* _WRITTEN PROBLEM_
The records below need retyping in full; give them again exactly.

#### AVAILABLE DATA ####

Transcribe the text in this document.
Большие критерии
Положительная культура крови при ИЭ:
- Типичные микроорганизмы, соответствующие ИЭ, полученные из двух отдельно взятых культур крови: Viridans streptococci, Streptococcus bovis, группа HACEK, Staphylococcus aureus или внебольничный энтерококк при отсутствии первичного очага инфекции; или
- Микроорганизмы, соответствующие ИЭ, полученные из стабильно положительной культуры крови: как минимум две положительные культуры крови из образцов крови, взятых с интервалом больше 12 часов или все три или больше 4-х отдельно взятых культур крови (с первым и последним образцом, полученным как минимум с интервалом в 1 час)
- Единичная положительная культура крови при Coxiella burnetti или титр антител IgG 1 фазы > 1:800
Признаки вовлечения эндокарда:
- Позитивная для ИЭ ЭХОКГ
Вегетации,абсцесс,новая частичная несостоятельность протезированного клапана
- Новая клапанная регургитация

####

* _EXERCISE ANSWER_
Transcribe the text in this document.
Большие критерии
Положительная культура крови при ИЭ:
- Типичные микроорганизмы, соответствующие ИЭ, полученные из двух отдельно взятых культур крови: Viridans streptococci, Streptococcus bovis, группа HACEK, Staphylococcus aureus или внебольничный энтерококк при отсутствии первичного очага инфекции; или
- Микроорганизмы, соответствующие ИЭ, полученные из стабильно положительной культуры крови: как минимум две положительные культуры крови из образцов крови, взятых с интервалом больше 12 часов или все три или больше 4-х отдельно взятых культур крови (с первым и последним образцом, полученным как минимум с интервалом в 1 час)
- Единичная положительная культура крови при Coxiella burnetti или титр антител IgG 1 фазы > 1:800
Признаки вовлечения эндокарда:
- Позитивная для ИЭ ЭХОКГ
Вегетации,абсцесс,новая частичная несостоятельность протезированного клапана
- Новая клапанная регургитация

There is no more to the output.